[Stored data entries]

————————

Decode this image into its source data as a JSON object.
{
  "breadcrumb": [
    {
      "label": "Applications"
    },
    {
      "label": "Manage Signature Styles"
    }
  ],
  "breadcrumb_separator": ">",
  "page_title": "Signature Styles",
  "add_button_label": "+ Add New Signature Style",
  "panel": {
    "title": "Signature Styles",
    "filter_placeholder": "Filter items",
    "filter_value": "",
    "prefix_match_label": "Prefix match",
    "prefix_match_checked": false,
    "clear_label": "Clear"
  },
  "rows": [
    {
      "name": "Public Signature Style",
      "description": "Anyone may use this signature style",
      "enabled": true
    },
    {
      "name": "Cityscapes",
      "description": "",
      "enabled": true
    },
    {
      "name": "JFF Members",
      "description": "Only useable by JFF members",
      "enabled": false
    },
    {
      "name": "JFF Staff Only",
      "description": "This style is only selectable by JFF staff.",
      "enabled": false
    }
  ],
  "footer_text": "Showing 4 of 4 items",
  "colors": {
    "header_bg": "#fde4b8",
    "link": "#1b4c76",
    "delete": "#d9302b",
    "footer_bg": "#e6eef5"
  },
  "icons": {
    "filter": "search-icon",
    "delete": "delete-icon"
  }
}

————————

Every line above should be written out again exactly as it stands.

- [Solution to this problem]
Decode this image into its source data as a JSON object.
{
  "breadcrumb": [
    {
      "label": "Applications"
    },
    {
      "label": "Manage Signature Styles"
    }
  ],
  "breadcrumb_separator": ">",
  "page_title": "Signature Styles",
  "add_button_label": "+ Add New Signature Style",
  "panel": {
    "title": "Signature Styles",
    "filter_placeholder": "Filter items",
    "filter_value": "",
    "prefix_match_label": "Prefix match",
    "prefix_match_checked": false,
    "clear_label": "Clear"
  },
  "rows": [
    {
      "name": "Public Signature Style",
      "description": "Anyone may use this signature style",
      "enabled": true
    },
    {
      "name": "Cityscapes",
      "description": "",
      "enabled": true
    },
    {
      "name": "JFF Members",
      "description": "Only useable by JFF members",
      "enabled": false
    },
    {
      "name": "JFF Staff Only",
      "description": "This style is only selectable by JFF staff.",
      "enabled": false
    }
  ],
  "footer_text": "Showing 4 of 4 items",
  "colors": {
    "header_bg": "#fde4b8",
    "link": "#1b4c76",
    "delete": "#d9302b",
    "footer_bg": "#e6eef5"
  },
  "icons": {
    "filter": "search-icon",
    "delete": "delete-icon"
  }
}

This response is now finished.